Wherever the string "攀钢钒钛" appears in the listing, copy that line.

-- start Source material --

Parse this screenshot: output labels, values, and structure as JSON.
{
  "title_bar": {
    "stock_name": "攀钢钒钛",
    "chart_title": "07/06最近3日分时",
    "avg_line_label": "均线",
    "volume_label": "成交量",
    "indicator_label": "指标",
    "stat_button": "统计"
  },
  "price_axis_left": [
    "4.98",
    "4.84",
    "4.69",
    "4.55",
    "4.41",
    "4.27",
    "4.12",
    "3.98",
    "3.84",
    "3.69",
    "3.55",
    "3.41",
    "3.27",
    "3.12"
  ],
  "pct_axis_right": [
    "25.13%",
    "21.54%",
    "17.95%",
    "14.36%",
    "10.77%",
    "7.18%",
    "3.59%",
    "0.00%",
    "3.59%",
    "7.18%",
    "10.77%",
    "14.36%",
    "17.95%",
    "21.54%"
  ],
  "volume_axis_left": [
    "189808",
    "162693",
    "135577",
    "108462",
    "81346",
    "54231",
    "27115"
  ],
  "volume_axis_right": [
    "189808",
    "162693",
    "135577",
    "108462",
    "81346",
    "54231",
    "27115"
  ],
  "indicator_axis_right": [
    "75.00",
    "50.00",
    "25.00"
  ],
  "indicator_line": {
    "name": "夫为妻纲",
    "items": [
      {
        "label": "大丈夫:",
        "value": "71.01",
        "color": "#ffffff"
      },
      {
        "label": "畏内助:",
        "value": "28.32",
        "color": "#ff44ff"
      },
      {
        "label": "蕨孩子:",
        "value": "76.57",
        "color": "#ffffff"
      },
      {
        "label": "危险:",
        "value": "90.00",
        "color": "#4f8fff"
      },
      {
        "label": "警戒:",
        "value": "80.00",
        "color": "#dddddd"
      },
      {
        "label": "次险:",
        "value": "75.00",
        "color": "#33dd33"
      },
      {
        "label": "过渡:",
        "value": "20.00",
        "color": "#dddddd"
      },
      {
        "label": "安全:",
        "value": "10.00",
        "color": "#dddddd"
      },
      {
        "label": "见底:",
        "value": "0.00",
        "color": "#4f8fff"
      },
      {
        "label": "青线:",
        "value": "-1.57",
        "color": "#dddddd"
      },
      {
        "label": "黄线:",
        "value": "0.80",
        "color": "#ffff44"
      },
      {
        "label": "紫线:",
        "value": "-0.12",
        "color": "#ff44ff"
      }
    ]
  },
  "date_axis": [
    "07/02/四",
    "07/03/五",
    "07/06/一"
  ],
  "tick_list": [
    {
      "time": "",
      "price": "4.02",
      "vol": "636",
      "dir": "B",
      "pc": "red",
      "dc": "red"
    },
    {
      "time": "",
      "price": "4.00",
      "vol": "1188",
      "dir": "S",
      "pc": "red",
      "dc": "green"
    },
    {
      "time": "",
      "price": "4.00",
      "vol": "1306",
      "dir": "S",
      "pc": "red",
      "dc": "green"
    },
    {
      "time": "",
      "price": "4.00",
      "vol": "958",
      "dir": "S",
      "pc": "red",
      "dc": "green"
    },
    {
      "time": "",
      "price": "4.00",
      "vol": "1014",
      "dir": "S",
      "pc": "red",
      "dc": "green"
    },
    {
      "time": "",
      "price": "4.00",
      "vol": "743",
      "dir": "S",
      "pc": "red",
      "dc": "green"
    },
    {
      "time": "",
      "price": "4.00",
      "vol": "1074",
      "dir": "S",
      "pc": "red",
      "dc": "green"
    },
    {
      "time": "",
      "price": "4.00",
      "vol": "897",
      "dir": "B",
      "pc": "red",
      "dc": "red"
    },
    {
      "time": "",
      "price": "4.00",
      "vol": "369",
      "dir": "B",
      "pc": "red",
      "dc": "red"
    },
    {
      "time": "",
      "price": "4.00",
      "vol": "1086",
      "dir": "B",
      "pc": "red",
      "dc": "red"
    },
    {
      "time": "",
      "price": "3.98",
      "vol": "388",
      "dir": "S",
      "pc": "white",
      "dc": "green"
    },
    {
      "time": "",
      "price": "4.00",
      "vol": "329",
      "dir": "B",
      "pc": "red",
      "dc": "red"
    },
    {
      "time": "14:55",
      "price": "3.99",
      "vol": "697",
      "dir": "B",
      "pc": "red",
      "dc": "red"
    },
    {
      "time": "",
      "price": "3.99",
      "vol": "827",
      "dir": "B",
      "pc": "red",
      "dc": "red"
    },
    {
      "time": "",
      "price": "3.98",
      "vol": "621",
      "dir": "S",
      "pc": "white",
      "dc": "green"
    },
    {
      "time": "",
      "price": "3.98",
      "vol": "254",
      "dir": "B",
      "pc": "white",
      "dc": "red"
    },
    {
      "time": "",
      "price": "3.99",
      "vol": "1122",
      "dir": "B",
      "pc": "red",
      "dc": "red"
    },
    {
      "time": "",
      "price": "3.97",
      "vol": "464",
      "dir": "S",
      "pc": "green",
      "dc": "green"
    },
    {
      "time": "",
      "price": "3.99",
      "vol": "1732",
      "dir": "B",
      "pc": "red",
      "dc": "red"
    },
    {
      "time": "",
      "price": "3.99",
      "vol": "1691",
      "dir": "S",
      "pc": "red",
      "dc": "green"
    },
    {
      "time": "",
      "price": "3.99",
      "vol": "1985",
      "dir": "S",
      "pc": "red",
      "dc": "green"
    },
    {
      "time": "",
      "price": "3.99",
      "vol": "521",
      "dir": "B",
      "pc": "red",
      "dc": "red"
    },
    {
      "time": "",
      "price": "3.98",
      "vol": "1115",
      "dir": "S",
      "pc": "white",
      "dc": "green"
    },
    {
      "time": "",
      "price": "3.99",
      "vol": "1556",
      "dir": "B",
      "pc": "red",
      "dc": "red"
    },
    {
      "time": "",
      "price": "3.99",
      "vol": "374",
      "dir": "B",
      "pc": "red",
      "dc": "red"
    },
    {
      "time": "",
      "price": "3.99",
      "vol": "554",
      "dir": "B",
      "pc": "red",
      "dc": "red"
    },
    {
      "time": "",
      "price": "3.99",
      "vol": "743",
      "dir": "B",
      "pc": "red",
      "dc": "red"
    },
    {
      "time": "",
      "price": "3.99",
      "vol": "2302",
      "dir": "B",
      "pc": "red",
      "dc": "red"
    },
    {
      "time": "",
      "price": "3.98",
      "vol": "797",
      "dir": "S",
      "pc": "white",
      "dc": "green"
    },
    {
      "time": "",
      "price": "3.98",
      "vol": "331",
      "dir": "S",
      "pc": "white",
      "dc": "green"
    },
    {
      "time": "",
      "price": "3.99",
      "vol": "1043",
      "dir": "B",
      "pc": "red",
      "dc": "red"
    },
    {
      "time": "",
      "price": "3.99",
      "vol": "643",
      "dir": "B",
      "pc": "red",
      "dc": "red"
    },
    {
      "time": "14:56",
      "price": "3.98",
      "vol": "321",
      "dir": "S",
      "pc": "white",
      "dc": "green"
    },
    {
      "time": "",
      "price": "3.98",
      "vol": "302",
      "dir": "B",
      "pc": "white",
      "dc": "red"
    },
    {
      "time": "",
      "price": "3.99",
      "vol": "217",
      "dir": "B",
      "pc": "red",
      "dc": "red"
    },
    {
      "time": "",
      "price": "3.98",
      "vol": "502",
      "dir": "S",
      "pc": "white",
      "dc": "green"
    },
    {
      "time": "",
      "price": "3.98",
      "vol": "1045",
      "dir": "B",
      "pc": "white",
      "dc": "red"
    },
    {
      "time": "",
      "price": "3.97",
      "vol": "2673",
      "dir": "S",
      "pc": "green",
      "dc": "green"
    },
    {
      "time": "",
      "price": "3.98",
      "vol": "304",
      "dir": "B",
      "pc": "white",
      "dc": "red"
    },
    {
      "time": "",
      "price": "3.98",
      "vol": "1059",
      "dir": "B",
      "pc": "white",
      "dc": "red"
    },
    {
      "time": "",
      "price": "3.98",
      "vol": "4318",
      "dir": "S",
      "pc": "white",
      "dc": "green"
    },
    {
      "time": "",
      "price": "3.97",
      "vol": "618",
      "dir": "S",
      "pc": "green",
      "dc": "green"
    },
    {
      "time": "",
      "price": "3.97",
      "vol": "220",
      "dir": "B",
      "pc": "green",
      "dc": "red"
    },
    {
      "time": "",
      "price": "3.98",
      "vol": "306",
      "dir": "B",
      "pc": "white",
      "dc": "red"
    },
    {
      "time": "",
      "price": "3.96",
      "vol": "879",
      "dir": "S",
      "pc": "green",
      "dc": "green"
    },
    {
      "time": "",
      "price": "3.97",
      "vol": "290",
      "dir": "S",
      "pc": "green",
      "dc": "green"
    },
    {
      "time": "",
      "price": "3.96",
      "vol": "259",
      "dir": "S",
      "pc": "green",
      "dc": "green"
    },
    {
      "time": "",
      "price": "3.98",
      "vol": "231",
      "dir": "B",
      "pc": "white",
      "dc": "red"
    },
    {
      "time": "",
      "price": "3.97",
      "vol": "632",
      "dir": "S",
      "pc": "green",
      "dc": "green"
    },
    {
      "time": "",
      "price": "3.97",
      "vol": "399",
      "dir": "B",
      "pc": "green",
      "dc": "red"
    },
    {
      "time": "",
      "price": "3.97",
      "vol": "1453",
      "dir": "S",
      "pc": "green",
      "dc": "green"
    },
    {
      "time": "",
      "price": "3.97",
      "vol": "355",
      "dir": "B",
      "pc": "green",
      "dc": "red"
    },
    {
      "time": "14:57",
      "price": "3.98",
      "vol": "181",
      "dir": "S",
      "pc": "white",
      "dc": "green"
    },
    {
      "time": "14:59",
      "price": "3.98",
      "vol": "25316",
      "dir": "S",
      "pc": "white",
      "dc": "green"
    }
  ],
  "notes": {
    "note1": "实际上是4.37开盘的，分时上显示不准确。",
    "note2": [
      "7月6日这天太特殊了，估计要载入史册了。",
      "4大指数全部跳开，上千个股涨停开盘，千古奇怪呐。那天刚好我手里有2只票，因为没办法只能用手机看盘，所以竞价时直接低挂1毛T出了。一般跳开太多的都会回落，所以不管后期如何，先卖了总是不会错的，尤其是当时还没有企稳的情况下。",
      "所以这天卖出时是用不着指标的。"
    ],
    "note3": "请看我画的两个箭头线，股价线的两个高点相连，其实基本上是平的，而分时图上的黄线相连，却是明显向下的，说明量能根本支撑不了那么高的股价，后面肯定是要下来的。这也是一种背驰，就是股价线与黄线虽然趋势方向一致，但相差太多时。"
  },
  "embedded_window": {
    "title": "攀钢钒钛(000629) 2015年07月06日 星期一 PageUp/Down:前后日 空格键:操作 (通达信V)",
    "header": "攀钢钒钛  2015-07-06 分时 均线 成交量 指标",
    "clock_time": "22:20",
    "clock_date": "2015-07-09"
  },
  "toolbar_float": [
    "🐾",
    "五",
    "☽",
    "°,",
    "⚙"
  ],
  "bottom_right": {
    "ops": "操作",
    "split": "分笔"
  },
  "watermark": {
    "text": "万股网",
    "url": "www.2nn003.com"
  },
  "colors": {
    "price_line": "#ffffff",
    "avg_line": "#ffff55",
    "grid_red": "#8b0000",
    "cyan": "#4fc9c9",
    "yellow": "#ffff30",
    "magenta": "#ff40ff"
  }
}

-- end Source material --

▶ **Correct result**:
    "stock_name": "攀钢钒钛",
    "title": "攀钢钒钛(000629) 2015年07月06日 星期一 PageUp/Down:前后日 空格键:操作 (通达信V)",
    "header": "攀钢钒钛  2015-07-06 分时 均线 成交量 指标",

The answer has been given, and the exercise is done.